▶ WHAT IS REQUIRED
The lines to be set down run from the line containing "OCR this image." through the final line of the data below; print them exactly and print nothing else.

%%

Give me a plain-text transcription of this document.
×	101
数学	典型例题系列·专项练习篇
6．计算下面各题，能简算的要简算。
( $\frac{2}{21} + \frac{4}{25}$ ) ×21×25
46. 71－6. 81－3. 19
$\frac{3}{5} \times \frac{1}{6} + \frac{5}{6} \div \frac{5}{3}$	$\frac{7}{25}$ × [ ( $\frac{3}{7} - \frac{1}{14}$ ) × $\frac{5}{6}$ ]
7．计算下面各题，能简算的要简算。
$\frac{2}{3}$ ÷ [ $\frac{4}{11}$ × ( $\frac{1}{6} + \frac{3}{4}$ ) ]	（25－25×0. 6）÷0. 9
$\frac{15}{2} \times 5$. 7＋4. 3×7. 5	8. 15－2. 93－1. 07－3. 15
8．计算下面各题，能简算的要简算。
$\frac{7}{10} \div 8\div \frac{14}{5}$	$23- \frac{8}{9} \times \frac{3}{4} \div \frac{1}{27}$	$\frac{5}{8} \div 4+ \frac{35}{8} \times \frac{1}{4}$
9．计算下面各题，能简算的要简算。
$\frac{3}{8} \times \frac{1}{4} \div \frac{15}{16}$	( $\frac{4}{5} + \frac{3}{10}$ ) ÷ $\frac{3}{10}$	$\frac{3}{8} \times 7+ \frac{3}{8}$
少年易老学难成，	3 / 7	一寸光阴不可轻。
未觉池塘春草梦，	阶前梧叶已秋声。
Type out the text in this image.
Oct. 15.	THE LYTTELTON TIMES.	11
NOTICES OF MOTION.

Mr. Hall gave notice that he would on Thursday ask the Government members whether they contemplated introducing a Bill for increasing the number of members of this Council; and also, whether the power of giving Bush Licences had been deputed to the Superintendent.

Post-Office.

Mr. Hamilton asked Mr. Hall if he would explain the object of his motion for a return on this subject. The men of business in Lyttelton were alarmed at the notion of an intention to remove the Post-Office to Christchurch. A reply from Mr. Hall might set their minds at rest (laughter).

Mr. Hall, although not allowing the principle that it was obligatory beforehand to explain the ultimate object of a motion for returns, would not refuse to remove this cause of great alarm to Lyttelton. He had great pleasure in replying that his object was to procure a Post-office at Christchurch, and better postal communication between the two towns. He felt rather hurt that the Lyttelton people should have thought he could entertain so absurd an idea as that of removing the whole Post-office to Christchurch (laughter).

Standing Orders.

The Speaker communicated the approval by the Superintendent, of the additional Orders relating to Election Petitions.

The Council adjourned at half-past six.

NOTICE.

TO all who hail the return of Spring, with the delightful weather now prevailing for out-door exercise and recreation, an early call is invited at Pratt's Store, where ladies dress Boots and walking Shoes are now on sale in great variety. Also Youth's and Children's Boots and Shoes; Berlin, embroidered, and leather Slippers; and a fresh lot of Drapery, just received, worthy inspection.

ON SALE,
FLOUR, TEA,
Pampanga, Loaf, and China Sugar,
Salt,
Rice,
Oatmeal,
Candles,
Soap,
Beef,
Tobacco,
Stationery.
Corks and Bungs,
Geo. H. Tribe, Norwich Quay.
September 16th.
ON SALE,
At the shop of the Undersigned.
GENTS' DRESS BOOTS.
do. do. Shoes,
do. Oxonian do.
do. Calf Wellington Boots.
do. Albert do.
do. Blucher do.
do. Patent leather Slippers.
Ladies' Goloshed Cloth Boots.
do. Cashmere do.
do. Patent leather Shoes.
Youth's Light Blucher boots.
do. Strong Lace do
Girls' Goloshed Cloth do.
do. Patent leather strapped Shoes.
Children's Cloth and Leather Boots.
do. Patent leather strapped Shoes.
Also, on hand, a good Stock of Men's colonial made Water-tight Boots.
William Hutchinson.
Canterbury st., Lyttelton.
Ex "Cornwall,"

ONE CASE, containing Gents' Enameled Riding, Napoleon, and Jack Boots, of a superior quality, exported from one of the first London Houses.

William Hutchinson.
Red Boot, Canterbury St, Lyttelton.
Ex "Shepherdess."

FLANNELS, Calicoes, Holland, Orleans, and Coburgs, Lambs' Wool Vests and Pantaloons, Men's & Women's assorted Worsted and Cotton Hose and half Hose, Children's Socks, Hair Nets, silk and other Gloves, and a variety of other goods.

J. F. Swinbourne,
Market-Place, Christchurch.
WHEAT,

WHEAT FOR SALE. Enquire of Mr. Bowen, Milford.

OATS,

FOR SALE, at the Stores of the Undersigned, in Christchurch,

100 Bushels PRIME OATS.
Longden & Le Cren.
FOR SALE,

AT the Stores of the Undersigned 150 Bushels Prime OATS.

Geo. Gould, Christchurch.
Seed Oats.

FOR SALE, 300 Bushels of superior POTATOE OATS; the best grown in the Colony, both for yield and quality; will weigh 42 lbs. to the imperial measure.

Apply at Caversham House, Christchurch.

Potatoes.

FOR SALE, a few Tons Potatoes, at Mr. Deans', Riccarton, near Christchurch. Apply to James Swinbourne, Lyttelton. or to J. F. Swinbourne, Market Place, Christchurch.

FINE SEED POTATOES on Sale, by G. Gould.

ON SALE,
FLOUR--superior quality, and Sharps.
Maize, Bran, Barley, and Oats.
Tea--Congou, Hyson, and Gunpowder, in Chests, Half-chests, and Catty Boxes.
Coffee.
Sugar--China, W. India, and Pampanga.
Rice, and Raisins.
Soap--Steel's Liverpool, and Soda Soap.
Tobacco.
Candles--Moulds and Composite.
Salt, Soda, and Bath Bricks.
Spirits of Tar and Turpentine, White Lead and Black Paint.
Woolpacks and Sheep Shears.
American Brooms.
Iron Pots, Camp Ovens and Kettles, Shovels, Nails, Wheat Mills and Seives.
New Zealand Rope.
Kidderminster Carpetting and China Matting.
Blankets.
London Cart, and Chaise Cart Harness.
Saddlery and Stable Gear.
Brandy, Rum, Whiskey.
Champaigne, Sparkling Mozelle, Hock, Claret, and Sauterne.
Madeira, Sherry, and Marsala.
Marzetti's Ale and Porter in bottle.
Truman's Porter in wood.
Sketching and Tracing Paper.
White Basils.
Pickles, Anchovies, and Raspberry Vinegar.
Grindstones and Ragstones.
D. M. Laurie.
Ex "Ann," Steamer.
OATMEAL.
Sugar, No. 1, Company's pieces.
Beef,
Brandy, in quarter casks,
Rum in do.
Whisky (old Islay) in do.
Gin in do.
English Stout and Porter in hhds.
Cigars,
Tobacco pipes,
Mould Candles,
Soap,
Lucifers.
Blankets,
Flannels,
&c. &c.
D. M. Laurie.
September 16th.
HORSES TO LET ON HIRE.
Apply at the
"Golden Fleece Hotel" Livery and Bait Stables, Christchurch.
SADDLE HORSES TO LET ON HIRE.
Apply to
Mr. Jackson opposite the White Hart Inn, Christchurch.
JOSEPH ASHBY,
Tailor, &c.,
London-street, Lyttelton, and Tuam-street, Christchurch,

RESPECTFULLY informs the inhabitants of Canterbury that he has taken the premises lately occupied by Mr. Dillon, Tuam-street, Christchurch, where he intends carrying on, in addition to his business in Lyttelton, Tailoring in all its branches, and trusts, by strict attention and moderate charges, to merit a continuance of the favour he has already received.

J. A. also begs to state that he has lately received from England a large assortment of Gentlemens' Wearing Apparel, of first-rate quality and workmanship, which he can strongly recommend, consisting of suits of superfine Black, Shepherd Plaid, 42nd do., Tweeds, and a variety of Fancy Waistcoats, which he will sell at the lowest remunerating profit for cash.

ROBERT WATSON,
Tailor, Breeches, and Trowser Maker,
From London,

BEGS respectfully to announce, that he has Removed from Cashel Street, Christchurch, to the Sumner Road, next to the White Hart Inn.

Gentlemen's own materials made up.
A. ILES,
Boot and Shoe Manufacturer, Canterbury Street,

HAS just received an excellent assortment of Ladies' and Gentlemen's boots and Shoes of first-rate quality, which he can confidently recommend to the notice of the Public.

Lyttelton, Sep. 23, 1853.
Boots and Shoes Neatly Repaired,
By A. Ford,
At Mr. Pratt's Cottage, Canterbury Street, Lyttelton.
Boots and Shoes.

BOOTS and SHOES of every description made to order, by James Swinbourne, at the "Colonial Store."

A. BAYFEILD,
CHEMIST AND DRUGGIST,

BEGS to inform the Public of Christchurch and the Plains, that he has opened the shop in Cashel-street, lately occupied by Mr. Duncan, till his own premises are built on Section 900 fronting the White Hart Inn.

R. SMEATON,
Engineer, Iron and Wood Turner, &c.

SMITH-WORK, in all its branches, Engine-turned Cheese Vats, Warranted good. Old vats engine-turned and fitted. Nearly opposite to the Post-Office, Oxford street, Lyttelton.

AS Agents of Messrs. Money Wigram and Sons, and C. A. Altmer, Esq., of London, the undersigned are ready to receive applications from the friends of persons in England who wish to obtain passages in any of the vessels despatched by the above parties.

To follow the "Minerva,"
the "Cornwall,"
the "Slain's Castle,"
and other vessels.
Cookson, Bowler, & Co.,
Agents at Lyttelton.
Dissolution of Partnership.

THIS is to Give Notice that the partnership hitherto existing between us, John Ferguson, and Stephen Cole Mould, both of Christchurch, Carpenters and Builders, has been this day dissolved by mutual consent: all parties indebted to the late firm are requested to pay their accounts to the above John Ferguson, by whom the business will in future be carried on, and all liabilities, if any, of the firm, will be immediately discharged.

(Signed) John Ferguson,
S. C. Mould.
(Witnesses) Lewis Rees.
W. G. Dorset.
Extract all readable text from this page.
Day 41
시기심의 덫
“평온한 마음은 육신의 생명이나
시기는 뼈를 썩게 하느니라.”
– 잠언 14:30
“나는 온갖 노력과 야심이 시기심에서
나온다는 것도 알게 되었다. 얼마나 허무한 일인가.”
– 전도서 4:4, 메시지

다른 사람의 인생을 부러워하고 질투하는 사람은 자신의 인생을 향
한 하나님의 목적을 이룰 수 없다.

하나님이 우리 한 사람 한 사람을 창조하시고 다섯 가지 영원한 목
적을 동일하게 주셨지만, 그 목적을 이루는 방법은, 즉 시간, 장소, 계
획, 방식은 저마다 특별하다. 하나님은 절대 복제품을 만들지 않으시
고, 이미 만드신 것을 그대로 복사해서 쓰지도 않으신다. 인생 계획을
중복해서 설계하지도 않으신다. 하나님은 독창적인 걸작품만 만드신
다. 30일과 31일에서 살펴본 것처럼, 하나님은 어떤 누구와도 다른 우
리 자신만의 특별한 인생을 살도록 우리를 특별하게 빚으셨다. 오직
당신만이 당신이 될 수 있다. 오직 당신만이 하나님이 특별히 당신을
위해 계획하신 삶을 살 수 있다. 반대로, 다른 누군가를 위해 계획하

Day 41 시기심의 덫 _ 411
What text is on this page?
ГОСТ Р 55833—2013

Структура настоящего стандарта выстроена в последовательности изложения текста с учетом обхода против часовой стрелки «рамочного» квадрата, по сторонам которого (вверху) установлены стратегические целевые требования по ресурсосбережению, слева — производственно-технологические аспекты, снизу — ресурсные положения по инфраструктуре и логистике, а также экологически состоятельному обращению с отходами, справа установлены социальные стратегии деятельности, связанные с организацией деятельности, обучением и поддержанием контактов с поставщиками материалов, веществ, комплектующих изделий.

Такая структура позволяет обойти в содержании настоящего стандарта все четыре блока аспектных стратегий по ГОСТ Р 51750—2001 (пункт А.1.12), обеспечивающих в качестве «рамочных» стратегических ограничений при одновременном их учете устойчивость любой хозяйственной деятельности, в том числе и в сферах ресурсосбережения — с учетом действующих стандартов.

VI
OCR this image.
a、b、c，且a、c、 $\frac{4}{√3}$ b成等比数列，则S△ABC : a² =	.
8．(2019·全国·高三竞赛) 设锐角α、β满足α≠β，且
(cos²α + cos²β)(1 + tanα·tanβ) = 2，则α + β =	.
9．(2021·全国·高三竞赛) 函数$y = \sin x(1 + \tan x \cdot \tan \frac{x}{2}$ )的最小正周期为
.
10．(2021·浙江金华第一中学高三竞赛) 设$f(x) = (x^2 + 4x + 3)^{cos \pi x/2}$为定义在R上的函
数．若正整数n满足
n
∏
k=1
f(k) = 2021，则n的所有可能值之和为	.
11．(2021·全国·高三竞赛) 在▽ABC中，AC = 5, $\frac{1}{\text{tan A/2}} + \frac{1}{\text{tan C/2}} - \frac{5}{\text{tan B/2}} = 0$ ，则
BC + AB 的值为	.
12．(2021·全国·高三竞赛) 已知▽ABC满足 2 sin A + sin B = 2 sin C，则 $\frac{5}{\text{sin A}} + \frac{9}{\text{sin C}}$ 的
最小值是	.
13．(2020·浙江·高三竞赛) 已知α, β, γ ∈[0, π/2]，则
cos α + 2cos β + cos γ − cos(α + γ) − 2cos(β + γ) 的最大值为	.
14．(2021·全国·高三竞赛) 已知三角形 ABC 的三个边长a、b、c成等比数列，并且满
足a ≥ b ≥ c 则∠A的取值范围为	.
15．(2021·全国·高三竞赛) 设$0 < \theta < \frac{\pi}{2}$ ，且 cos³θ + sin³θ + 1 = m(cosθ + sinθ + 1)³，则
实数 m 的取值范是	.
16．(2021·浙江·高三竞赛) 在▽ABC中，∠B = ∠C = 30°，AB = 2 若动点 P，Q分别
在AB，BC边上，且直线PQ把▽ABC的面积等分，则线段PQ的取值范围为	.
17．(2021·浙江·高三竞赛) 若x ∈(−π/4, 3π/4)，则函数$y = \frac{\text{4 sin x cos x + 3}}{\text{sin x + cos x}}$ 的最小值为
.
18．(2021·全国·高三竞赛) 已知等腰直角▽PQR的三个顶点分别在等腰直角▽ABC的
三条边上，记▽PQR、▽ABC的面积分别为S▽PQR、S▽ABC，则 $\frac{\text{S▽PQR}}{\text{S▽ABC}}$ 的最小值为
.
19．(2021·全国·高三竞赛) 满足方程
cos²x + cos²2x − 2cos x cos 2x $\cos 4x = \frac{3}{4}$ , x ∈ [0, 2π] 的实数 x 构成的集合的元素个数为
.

%%

▶ ANSWER TO THE TASK
OCR this image.
a、b、c，且a、c、 $\frac{4}{√3}$ b成等比数列，则S△ABC : a² =	.
8．(2019·全国·高三竞赛) 设锐角α、β满足α≠β，且
(cos²α + cos²β)(1 + tanα·tanβ) = 2，则α + β =	.
9．(2021·全国·高三竞赛) 函数$y = \sin x(1 + \tan x \cdot \tan \frac{x}{2}$ )的最小正周期为
.
10．(2021·浙江金华第一中学高三竞赛) 设$f(x) = (x^2 + 4x + 3)^{cos \pi x/2}$为定义在R上的函
数．若正整数n满足
n
∏
k=1
f(k) = 2021，则n的所有可能值之和为	.
11．(2021·全国·高三竞赛) 在▽ABC中，AC = 5, $\frac{1}{\text{tan A/2}} + \frac{1}{\text{tan C/2}} - \frac{5}{\text{tan B/2}} = 0$ ，则
BC + AB 的值为	.
12．(2021·全国·高三竞赛) 已知▽ABC满足 2 sin A + sin B = 2 sin C，则 $\frac{5}{\text{sin A}} + \frac{9}{\text{sin C}}$ 的
最小值是	.
13．(2020·浙江·高三竞赛) 已知α, β, γ ∈[0, π/2]，则
cos α + 2cos β + cos γ − cos(α + γ) − 2cos(β + γ) 的最大值为	.
14．(2021·全国·高三竞赛) 已知三角形 ABC 的三个边长a、b、c成等比数列，并且满
足a ≥ b ≥ c 则∠A的取值范围为	.
15．(2021·全国·高三竞赛) 设$0 < \theta < \frac{\pi}{2}$ ，且 cos³θ + sin³θ + 1 = m(cosθ + sinθ + 1)³，则
实数 m 的取值范是	.
16．(2021·浙江·高三竞赛) 在▽ABC中，∠B = ∠C = 30°，AB = 2 若动点 P，Q分别
在AB，BC边上，且直线PQ把▽ABC的面积等分，则线段PQ的取值范围为	.
17．(2021·浙江·高三竞赛) 若x ∈(−π/4, 3π/4)，则函数$y = \frac{\text{4 sin x cos x + 3}}{\text{sin x + cos x}}$ 的最小值为
.
18．(2021·全国·高三竞赛) 已知等腰直角▽PQR的三个顶点分别在等腰直角▽ABC的
三条边上，记▽PQR、▽ABC的面积分别为S▽PQR、S▽ABC，则 $\frac{\text{S▽PQR}}{\text{S▽ABC}}$ 的最小值为
.
19．(2021·全国·高三竞赛) 满足方程
cos²x + cos²2x − 2cos x cos 2x $\cos 4x = \frac{3}{4}$ , x ∈ [0, 2π] 的实数 x 构成的集合的元素个数为
.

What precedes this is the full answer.